### WORK TO DO:
Collect every line in the records below that contains the word "Carolina".

——

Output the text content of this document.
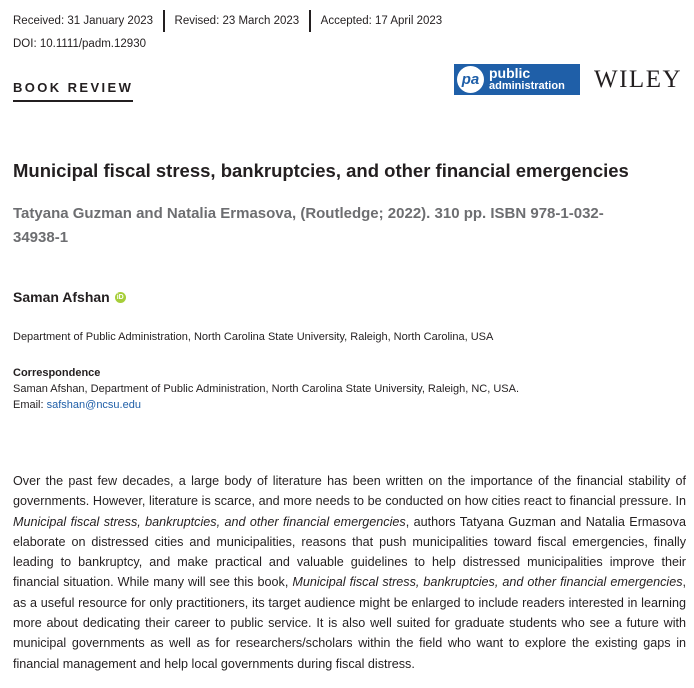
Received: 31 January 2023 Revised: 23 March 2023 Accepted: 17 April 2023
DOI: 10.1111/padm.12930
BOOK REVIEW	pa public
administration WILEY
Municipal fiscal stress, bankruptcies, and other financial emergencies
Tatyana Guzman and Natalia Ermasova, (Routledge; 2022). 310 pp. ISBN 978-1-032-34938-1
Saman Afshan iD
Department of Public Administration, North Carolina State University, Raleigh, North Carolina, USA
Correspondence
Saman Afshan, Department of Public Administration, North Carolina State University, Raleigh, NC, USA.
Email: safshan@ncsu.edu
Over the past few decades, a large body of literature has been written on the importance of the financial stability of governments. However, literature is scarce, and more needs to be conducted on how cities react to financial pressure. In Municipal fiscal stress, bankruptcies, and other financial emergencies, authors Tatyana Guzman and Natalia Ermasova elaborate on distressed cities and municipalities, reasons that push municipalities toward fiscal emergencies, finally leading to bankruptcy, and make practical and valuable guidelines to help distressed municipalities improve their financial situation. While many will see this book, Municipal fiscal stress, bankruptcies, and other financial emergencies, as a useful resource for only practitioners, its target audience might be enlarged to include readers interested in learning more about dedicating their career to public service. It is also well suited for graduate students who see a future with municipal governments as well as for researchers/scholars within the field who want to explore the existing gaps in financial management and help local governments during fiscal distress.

——

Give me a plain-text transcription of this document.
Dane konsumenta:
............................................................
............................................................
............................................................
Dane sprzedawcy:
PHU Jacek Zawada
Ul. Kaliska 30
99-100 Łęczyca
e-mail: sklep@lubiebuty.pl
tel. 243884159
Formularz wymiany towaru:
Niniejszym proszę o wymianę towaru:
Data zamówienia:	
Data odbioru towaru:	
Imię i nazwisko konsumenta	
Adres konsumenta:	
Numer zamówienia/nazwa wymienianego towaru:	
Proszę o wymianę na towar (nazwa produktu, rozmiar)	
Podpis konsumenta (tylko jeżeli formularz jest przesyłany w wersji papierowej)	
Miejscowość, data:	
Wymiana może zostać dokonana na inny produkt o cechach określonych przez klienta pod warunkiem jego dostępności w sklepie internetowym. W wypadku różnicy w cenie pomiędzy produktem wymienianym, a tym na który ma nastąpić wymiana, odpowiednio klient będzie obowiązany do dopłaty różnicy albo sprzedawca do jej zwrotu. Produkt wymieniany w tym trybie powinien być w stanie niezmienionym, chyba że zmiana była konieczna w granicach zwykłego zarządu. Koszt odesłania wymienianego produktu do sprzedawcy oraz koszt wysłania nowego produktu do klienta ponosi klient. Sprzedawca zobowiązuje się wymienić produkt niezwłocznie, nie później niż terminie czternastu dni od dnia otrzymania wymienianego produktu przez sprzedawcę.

——

### THE RESULT:
Department of Public Administration, North Carolina State University, Raleigh, North Carolina, USA
Saman Afshan, Department of Public Administration, North Carolina State University, Raleigh, NC, USA.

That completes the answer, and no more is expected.